DATA SUPPLIED —
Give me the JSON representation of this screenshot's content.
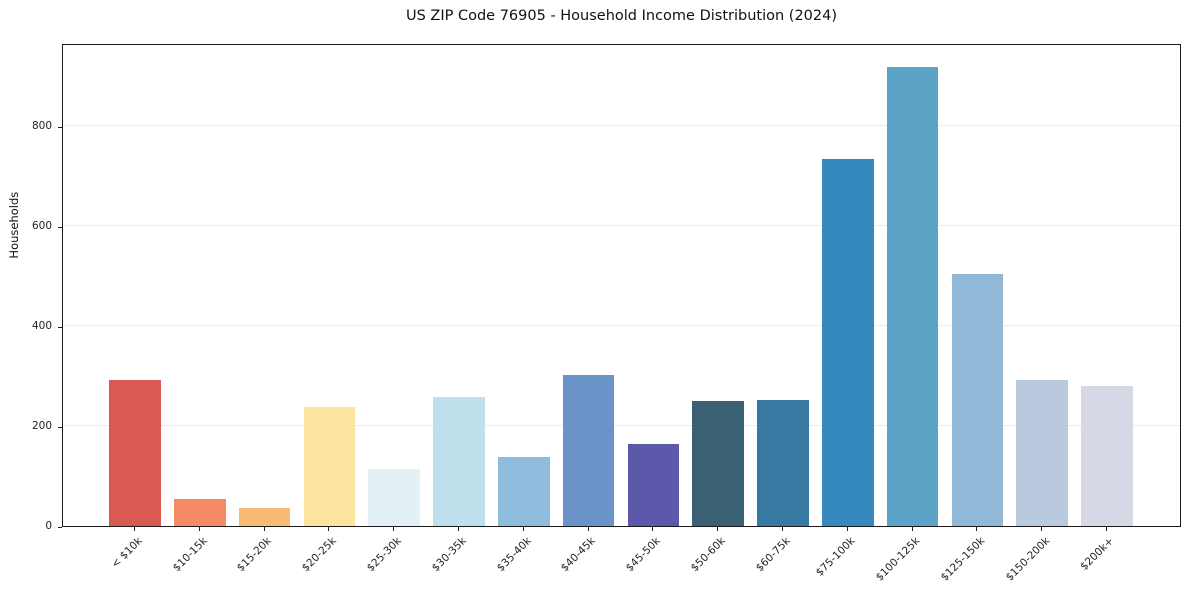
{
  "title": "US ZIP Code 76905 - Household Income Distribution (2024)",
  "chart_data": {
    "type": "bar",
    "title": "US ZIP Code 76905 - Household Income Distribution (2024)",
    "xlabel": "",
    "ylabel": "Households",
    "categories": [
      "< $10k",
      "$10-15k",
      "$15-20k",
      "$20-25k",
      "$25-30k",
      "$30-35k",
      "$35-40k",
      "$40-45k",
      "$45-50k",
      "$50-60k",
      "$60-75k",
      "$75-100k",
      "$100-125k",
      "$125-150k",
      "$150-200k",
      "$200k+"
    ],
    "values": [
      293,
      55,
      37,
      238,
      115,
      258,
      139,
      302,
      164,
      250,
      253,
      734,
      918,
      505,
      292,
      280
    ],
    "bar_colors": [
      "#d85a52",
      "#f68c66",
      "#f9bb71",
      "#fce49e",
      "#e3f1f7",
      "#bedfec",
      "#8fbcdc",
      "#6a93c8",
      "#5c58aa",
      "#3a6073",
      "#3779a1",
      "#3389bd",
      "#5ba3c7",
      "#92b8d8",
      "#b9c9de",
      "#d6d9e5"
    ],
    "yticks": [
      0,
      200,
      400,
      600,
      800
    ],
    "ylim": [
      0,
      966
    ],
    "grid": "horizontal-only",
    "grid_color": "#ebebeb",
    "spine_color": "#1a1a1a",
    "background_color": "#ffffff",
    "legend": "none"
  }
}
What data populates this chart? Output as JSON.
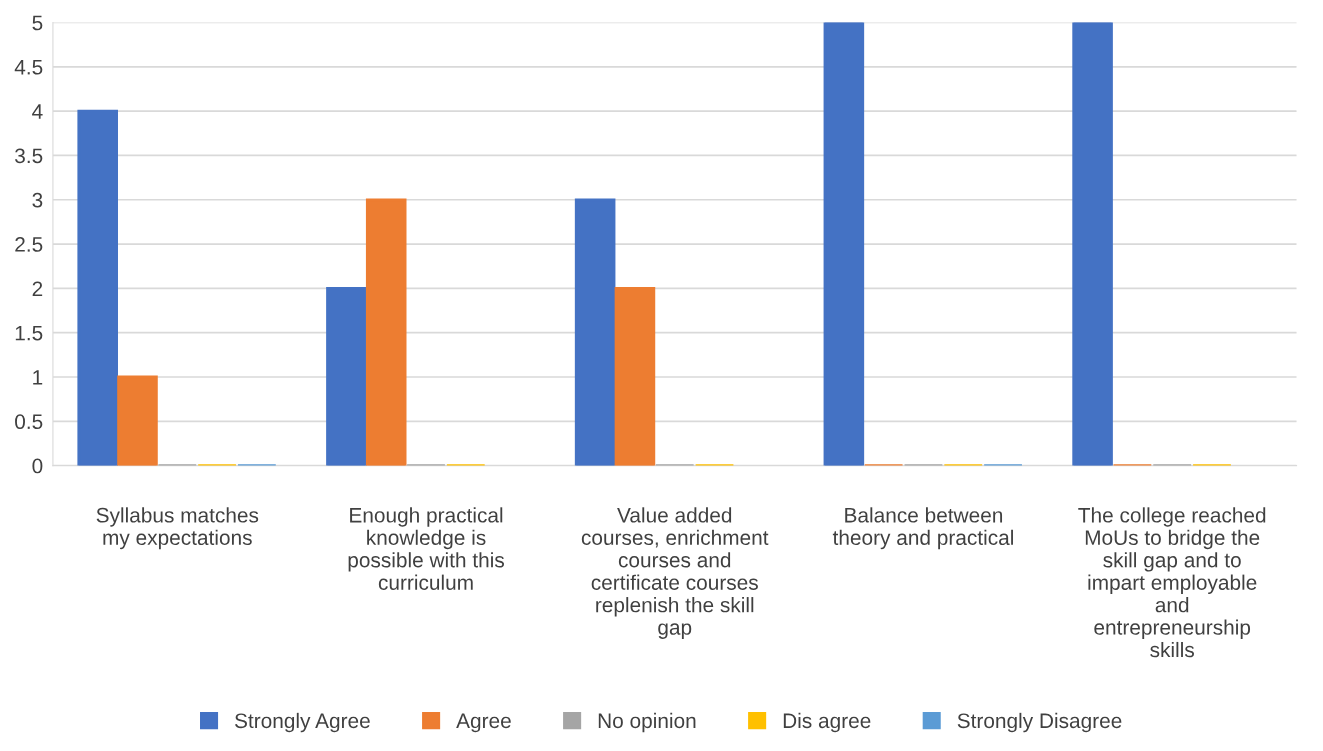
{
  "chart_data": {
    "type": "bar",
    "categories": [
      "Syllabus matches\nmy expectations",
      "Enough practical\nknowledge is\npossible with this\ncurriculum",
      "Value added\ncourses, enrichment\ncourses and\ncertificate courses\nreplenish the skill\ngap",
      "Balance between\ntheory and practical",
      "The college reached\nMoUs to bridge the\nskill gap and to\nimpart employable\nand\nentrepreneurship\nskills"
    ],
    "series": [
      {
        "name": "Strongly Agree",
        "color": "#4472c4",
        "values": [
          4,
          2,
          3,
          5,
          5
        ]
      },
      {
        "name": "Agree",
        "color": "#ed7d31",
        "values": [
          1,
          3,
          2,
          0,
          0
        ]
      },
      {
        "name": "No opinion",
        "color": "#a5a5a5",
        "values": [
          0,
          0,
          0,
          0,
          0
        ]
      },
      {
        "name": "Dis agree",
        "color": "#ffc000",
        "values": [
          0,
          0,
          0,
          0,
          0
        ]
      },
      {
        "name": "Strongly Disagree",
        "color": "#5b9bd5",
        "values": [
          0,
          null,
          null,
          0,
          null
        ]
      }
    ],
    "ylim": [
      0,
      5
    ],
    "yticks": [
      0,
      0.5,
      1,
      1.5,
      2,
      2.5,
      3,
      3.5,
      4,
      4.5,
      5
    ],
    "grid": "y",
    "legend": "bottom"
  }
}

SHORT PROBLEM — Looking at the data above, show all lines where the word "title" occurs.

RESULT OF THIS TASK —
  "title": "US ZIP Code 76905 - Household Income Distribution (2024)",
    "title": "US ZIP Code 76905 - Household Income Distribution (2024)",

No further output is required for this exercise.